TO DO
Of all the lines in the material, how many contain the word "this"? State the number alone.
++++ RECORDS SHOWN ++++
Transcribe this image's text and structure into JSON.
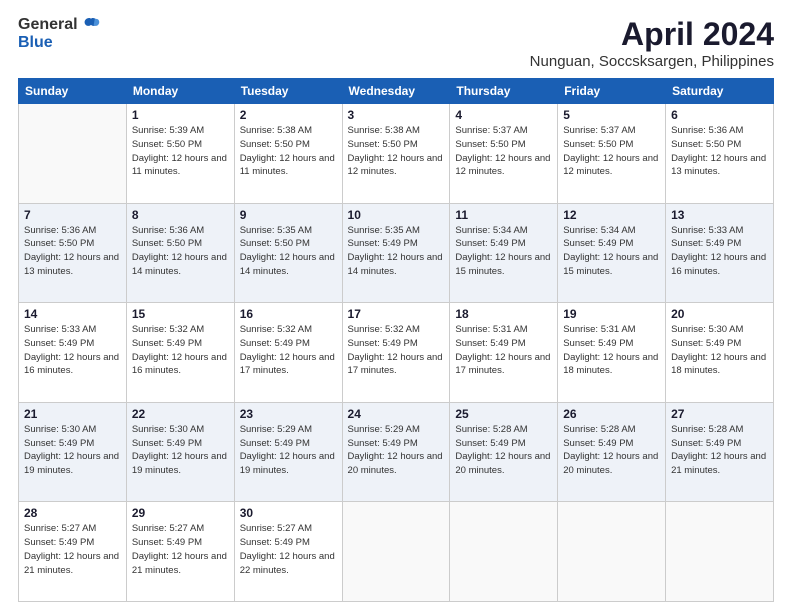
{
  "logo": {
    "general": "General",
    "blue": "Blue"
  },
  "header": {
    "month": "April 2024",
    "location": "Nunguan, Soccsksargen, Philippines"
  },
  "weekdays": [
    "Sunday",
    "Monday",
    "Tuesday",
    "Wednesday",
    "Thursday",
    "Friday",
    "Saturday"
  ],
  "weeks": [
    [
      {
        "day": "",
        "sunrise": "",
        "sunset": "",
        "daylight": ""
      },
      {
        "day": "1",
        "sunrise": "Sunrise: 5:39 AM",
        "sunset": "Sunset: 5:50 PM",
        "daylight": "Daylight: 12 hours and 11 minutes."
      },
      {
        "day": "2",
        "sunrise": "Sunrise: 5:38 AM",
        "sunset": "Sunset: 5:50 PM",
        "daylight": "Daylight: 12 hours and 11 minutes."
      },
      {
        "day": "3",
        "sunrise": "Sunrise: 5:38 AM",
        "sunset": "Sunset: 5:50 PM",
        "daylight": "Daylight: 12 hours and 12 minutes."
      },
      {
        "day": "4",
        "sunrise": "Sunrise: 5:37 AM",
        "sunset": "Sunset: 5:50 PM",
        "daylight": "Daylight: 12 hours and 12 minutes."
      },
      {
        "day": "5",
        "sunrise": "Sunrise: 5:37 AM",
        "sunset": "Sunset: 5:50 PM",
        "daylight": "Daylight: 12 hours and 12 minutes."
      },
      {
        "day": "6",
        "sunrise": "Sunrise: 5:36 AM",
        "sunset": "Sunset: 5:50 PM",
        "daylight": "Daylight: 12 hours and 13 minutes."
      }
    ],
    [
      {
        "day": "7",
        "sunrise": "Sunrise: 5:36 AM",
        "sunset": "Sunset: 5:50 PM",
        "daylight": "Daylight: 12 hours and 13 minutes."
      },
      {
        "day": "8",
        "sunrise": "Sunrise: 5:36 AM",
        "sunset": "Sunset: 5:50 PM",
        "daylight": "Daylight: 12 hours and 14 minutes."
      },
      {
        "day": "9",
        "sunrise": "Sunrise: 5:35 AM",
        "sunset": "Sunset: 5:50 PM",
        "daylight": "Daylight: 12 hours and 14 minutes."
      },
      {
        "day": "10",
        "sunrise": "Sunrise: 5:35 AM",
        "sunset": "Sunset: 5:49 PM",
        "daylight": "Daylight: 12 hours and 14 minutes."
      },
      {
        "day": "11",
        "sunrise": "Sunrise: 5:34 AM",
        "sunset": "Sunset: 5:49 PM",
        "daylight": "Daylight: 12 hours and 15 minutes."
      },
      {
        "day": "12",
        "sunrise": "Sunrise: 5:34 AM",
        "sunset": "Sunset: 5:49 PM",
        "daylight": "Daylight: 12 hours and 15 minutes."
      },
      {
        "day": "13",
        "sunrise": "Sunrise: 5:33 AM",
        "sunset": "Sunset: 5:49 PM",
        "daylight": "Daylight: 12 hours and 16 minutes."
      }
    ],
    [
      {
        "day": "14",
        "sunrise": "Sunrise: 5:33 AM",
        "sunset": "Sunset: 5:49 PM",
        "daylight": "Daylight: 12 hours and 16 minutes."
      },
      {
        "day": "15",
        "sunrise": "Sunrise: 5:32 AM",
        "sunset": "Sunset: 5:49 PM",
        "daylight": "Daylight: 12 hours and 16 minutes."
      },
      {
        "day": "16",
        "sunrise": "Sunrise: 5:32 AM",
        "sunset": "Sunset: 5:49 PM",
        "daylight": "Daylight: 12 hours and 17 minutes."
      },
      {
        "day": "17",
        "sunrise": "Sunrise: 5:32 AM",
        "sunset": "Sunset: 5:49 PM",
        "daylight": "Daylight: 12 hours and 17 minutes."
      },
      {
        "day": "18",
        "sunrise": "Sunrise: 5:31 AM",
        "sunset": "Sunset: 5:49 PM",
        "daylight": "Daylight: 12 hours and 17 minutes."
      },
      {
        "day": "19",
        "sunrise": "Sunrise: 5:31 AM",
        "sunset": "Sunset: 5:49 PM",
        "daylight": "Daylight: 12 hours and 18 minutes."
      },
      {
        "day": "20",
        "sunrise": "Sunrise: 5:30 AM",
        "sunset": "Sunset: 5:49 PM",
        "daylight": "Daylight: 12 hours and 18 minutes."
      }
    ],
    [
      {
        "day": "21",
        "sunrise": "Sunrise: 5:30 AM",
        "sunset": "Sunset: 5:49 PM",
        "daylight": "Daylight: 12 hours and 19 minutes."
      },
      {
        "day": "22",
        "sunrise": "Sunrise: 5:30 AM",
        "sunset": "Sunset: 5:49 PM",
        "daylight": "Daylight: 12 hours and 19 minutes."
      },
      {
        "day": "23",
        "sunrise": "Sunrise: 5:29 AM",
        "sunset": "Sunset: 5:49 PM",
        "daylight": "Daylight: 12 hours and 19 minutes."
      },
      {
        "day": "24",
        "sunrise": "Sunrise: 5:29 AM",
        "sunset": "Sunset: 5:49 PM",
        "daylight": "Daylight: 12 hours and 20 minutes."
      },
      {
        "day": "25",
        "sunrise": "Sunrise: 5:28 AM",
        "sunset": "Sunset: 5:49 PM",
        "daylight": "Daylight: 12 hours and 20 minutes."
      },
      {
        "day": "26",
        "sunrise": "Sunrise: 5:28 AM",
        "sunset": "Sunset: 5:49 PM",
        "daylight": "Daylight: 12 hours and 20 minutes."
      },
      {
        "day": "27",
        "sunrise": "Sunrise: 5:28 AM",
        "sunset": "Sunset: 5:49 PM",
        "daylight": "Daylight: 12 hours and 21 minutes."
      }
    ],
    [
      {
        "day": "28",
        "sunrise": "Sunrise: 5:27 AM",
        "sunset": "Sunset: 5:49 PM",
        "daylight": "Daylight: 12 hours and 21 minutes."
      },
      {
        "day": "29",
        "sunrise": "Sunrise: 5:27 AM",
        "sunset": "Sunset: 5:49 PM",
        "daylight": "Daylight: 12 hours and 21 minutes."
      },
      {
        "day": "30",
        "sunrise": "Sunrise: 5:27 AM",
        "sunset": "Sunset: 5:49 PM",
        "daylight": "Daylight: 12 hours and 22 minutes."
      },
      {
        "day": "",
        "sunrise": "",
        "sunset": "",
        "daylight": ""
      },
      {
        "day": "",
        "sunrise": "",
        "sunset": "",
        "daylight": ""
      },
      {
        "day": "",
        "sunrise": "",
        "sunset": "",
        "daylight": ""
      },
      {
        "day": "",
        "sunrise": "",
        "sunset": "",
        "daylight": ""
      }
    ]
  ]
}
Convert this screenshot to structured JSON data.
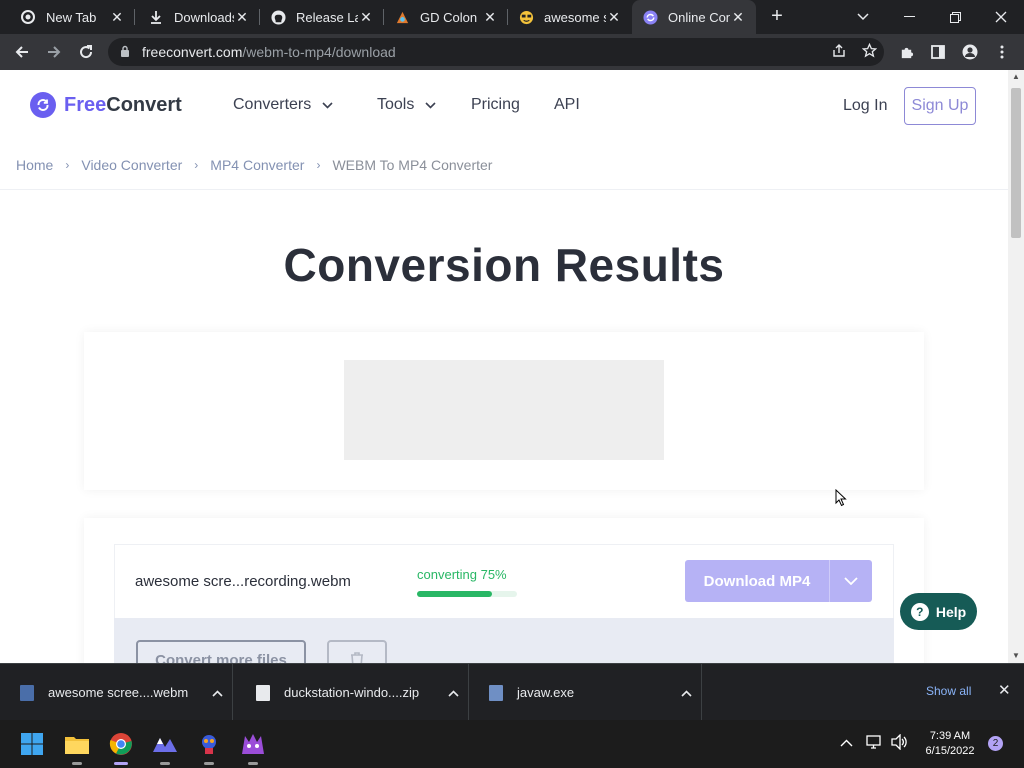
{
  "browser": {
    "tabs": [
      {
        "title": "New Tab",
        "icon": "chrome-icon"
      },
      {
        "title": "Downloads",
        "icon": "download-icon"
      },
      {
        "title": "Release Lat",
        "icon": "github-icon"
      },
      {
        "title": "GD Colon",
        "icon": "gd-colon-icon"
      },
      {
        "title": "awesome s",
        "icon": "emoji-icon"
      },
      {
        "title": "Online Con",
        "icon": "freeconvert-icon",
        "active": true
      }
    ],
    "url_host": "freeconvert.com",
    "url_path": "/webm-to-mp4/download"
  },
  "site": {
    "logo_free": "Free",
    "logo_convert": "Convert",
    "nav": {
      "converters": "Converters",
      "tools": "Tools",
      "pricing": "Pricing",
      "api": "API"
    },
    "login": "Log In",
    "signup": "Sign Up",
    "accent_color": "#6a5ff0"
  },
  "breadcrumb": [
    "Home",
    "Video Converter",
    "MP4 Converter",
    "WEBM To MP4 Converter"
  ],
  "main": {
    "title": "Conversion Results",
    "file": {
      "name": "awesome scre...recording.webm",
      "status": "converting 75%",
      "progress": 0.75,
      "download_label": "Download MP4"
    },
    "convert_more": "Convert more files",
    "help_label": "Help"
  },
  "downloads_shelf": {
    "items": [
      {
        "name": "awesome scree....webm"
      },
      {
        "name": "duckstation-windo....zip"
      },
      {
        "name": "javaw.exe"
      }
    ],
    "show_all": "Show all"
  },
  "taskbar": {
    "time": "7:39 AM",
    "date": "6/15/2022",
    "notifications": "2"
  }
}
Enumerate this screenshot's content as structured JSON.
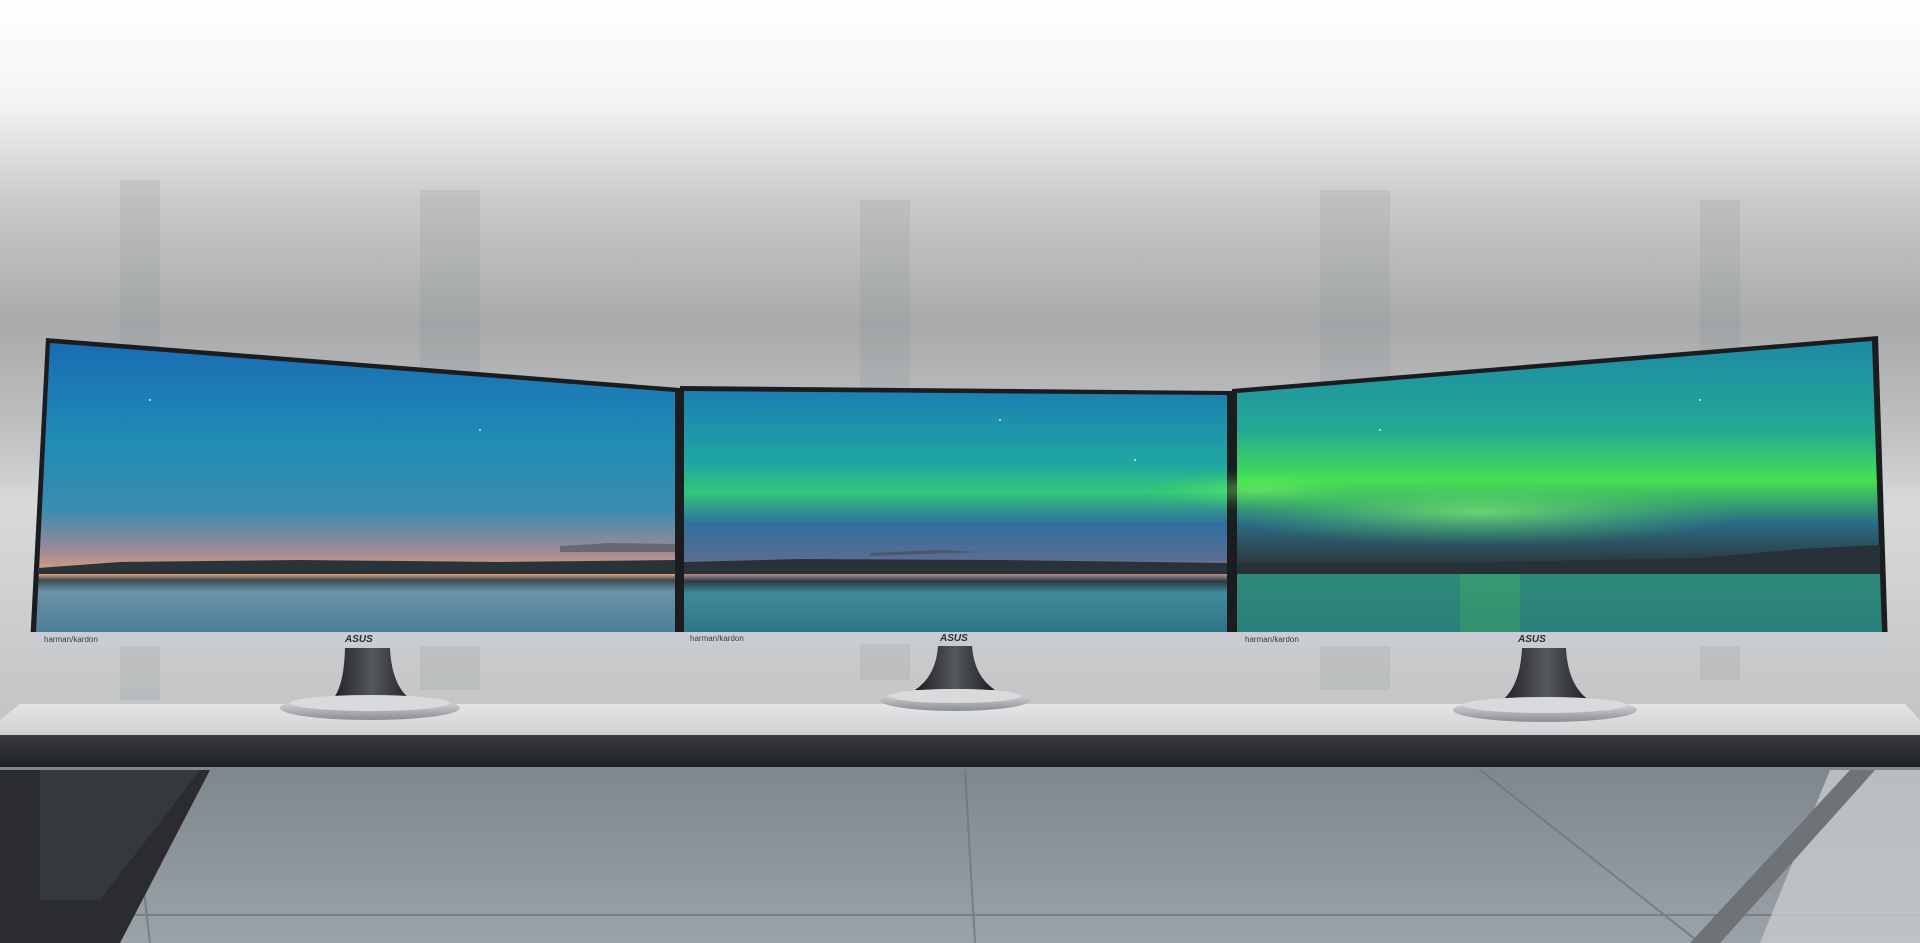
{
  "scene": {
    "description_free": true,
    "monitors": [
      {
        "id": "left",
        "bezel_text": "harman/kardon",
        "brand": "ASUS"
      },
      {
        "id": "center",
        "bezel_text": "harman/kardon",
        "brand": "ASUS"
      },
      {
        "id": "right",
        "bezel_text": "harman/kardon",
        "brand": "ASUS"
      }
    ],
    "colors": {
      "sky_top": "#1d6fb0",
      "sky_mid": "#21a4a0",
      "aurora": "#3dea4a",
      "horizon_glow": "#d79a7b",
      "water": "#3f7f96",
      "bezel": "#c9ccd0",
      "wall": "#a9abad",
      "desk": "#2b2d31",
      "floor": "#8b9398"
    }
  }
}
++++
SOLUTION
3